▶ SUPPLIED RECORDS:
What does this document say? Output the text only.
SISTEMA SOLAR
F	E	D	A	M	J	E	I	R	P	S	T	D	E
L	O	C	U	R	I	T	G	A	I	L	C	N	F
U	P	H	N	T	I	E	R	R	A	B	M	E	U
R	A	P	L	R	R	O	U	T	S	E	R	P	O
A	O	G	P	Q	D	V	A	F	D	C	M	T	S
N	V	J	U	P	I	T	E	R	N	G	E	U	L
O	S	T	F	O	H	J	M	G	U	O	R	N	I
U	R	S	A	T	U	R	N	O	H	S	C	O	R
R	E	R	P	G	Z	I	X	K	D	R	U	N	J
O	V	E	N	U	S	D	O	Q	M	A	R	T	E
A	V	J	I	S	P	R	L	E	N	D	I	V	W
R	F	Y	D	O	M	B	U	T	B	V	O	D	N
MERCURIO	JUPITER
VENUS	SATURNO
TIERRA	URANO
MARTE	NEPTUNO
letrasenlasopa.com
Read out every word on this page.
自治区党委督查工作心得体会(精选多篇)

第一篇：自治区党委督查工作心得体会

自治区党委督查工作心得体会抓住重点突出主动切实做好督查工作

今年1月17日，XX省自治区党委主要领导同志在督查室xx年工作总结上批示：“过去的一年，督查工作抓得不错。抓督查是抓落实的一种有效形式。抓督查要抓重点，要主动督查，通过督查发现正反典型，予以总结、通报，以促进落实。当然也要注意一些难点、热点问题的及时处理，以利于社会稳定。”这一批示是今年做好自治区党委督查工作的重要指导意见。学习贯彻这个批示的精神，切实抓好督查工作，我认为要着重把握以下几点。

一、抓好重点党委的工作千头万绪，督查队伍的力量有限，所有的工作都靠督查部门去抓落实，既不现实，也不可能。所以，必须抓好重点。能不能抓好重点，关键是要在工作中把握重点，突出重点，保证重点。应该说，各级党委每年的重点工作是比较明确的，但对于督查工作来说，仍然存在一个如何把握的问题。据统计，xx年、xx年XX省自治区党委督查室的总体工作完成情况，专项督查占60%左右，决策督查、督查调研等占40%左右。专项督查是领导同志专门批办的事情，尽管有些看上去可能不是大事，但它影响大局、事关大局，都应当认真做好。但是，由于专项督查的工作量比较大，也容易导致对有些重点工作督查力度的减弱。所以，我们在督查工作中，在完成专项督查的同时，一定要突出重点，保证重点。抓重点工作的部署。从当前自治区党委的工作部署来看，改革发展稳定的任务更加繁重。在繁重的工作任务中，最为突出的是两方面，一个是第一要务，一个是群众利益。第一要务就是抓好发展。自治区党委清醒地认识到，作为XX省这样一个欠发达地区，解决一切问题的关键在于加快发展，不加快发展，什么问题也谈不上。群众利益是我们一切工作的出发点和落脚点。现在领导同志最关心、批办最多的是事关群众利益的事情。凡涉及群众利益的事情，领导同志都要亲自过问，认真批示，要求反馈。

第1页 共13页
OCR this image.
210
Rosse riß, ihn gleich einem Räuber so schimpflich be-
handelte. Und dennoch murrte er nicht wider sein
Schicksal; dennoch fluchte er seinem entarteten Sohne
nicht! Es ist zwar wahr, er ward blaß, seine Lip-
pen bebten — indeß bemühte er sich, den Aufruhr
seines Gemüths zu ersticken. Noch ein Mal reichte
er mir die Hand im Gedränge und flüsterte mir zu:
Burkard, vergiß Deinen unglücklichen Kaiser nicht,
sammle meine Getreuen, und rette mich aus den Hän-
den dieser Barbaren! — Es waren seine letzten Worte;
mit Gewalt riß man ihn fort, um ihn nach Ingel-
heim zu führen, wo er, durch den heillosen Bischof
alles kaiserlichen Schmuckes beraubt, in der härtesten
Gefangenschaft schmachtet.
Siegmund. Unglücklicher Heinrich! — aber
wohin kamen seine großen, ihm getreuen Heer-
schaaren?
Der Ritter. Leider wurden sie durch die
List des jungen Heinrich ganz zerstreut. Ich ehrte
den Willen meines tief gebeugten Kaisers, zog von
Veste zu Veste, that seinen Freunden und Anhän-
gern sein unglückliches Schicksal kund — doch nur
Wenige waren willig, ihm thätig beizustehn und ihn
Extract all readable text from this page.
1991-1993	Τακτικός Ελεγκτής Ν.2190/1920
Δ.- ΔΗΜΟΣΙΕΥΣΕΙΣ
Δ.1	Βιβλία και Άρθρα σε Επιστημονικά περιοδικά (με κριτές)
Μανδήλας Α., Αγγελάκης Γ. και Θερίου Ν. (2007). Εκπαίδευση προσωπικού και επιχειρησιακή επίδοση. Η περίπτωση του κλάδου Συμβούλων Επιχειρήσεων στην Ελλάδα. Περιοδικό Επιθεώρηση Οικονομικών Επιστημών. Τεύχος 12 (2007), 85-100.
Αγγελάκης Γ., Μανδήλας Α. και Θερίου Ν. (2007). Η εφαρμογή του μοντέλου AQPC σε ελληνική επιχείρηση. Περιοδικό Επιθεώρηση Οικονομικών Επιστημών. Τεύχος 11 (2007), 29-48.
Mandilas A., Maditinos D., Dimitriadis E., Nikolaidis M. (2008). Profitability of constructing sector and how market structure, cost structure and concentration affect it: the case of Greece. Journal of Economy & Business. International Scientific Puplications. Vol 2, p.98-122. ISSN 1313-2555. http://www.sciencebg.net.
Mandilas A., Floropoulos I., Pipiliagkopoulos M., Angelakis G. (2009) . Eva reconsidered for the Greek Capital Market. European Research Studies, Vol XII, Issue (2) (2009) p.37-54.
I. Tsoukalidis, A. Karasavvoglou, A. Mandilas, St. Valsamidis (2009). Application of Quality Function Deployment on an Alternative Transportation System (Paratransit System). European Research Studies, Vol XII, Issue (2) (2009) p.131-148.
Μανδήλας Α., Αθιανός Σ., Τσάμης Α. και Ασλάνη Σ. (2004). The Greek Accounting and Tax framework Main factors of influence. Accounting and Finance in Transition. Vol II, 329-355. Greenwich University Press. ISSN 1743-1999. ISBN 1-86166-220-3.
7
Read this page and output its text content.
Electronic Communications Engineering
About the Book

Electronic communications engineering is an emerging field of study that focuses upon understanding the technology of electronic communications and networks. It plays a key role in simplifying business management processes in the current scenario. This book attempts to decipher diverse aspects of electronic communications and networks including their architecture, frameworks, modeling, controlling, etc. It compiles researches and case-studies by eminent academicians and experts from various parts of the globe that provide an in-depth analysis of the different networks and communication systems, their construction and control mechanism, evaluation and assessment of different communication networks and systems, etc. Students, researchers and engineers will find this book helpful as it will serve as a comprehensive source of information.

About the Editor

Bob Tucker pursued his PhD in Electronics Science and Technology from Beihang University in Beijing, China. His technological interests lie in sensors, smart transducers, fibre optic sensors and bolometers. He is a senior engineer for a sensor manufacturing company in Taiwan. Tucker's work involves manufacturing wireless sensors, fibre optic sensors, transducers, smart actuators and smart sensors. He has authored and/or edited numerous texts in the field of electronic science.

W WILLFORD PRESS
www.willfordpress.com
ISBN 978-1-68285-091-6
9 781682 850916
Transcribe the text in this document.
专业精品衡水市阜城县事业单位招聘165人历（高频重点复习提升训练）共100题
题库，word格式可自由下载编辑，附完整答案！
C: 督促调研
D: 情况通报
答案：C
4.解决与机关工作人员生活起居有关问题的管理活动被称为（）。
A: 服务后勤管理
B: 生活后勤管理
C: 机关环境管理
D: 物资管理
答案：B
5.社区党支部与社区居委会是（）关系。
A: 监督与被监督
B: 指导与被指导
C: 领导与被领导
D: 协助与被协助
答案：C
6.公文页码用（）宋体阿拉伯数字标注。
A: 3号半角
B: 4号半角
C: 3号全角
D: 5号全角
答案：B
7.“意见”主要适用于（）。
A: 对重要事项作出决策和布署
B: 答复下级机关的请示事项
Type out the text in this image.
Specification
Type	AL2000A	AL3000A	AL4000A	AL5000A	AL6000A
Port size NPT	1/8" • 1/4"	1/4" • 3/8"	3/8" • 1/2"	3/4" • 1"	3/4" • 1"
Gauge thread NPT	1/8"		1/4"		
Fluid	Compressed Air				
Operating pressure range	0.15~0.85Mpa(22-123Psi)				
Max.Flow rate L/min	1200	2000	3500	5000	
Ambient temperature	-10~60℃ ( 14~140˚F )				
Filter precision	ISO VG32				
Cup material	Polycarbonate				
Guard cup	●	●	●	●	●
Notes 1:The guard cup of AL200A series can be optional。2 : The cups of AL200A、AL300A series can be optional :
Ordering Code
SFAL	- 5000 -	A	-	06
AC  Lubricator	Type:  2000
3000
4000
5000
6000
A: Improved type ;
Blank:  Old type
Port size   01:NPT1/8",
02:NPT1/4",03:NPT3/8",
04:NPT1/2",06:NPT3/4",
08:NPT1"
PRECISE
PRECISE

▶ GIVEN PROBLEM:
Look through the entries above and list every line containing "ISSN".

▶ FINAL ANSWER:
Mandilas A., Maditinos D., Dimitriadis E., Nikolaidis M. (2008). Profitability of constructing sector and how market structure, cost structure and concentration affect it: the case of Greece. Journal of Economy & Business. International Scientific Puplications. Vol 2, p.98-122. ISSN 1313-2555. http://www.sciencebg.net.
Μανδήλας Α., Αθιανός Σ., Τσάμης Α. και Ασλάνη Σ. (2004). The Greek Accounting and Tax framework Main factors of influence. Accounting and Finance in Transition. Vol II, 329-355. Greenwich University Press. ISSN 1743-1999. ISBN 1-86166-220-3.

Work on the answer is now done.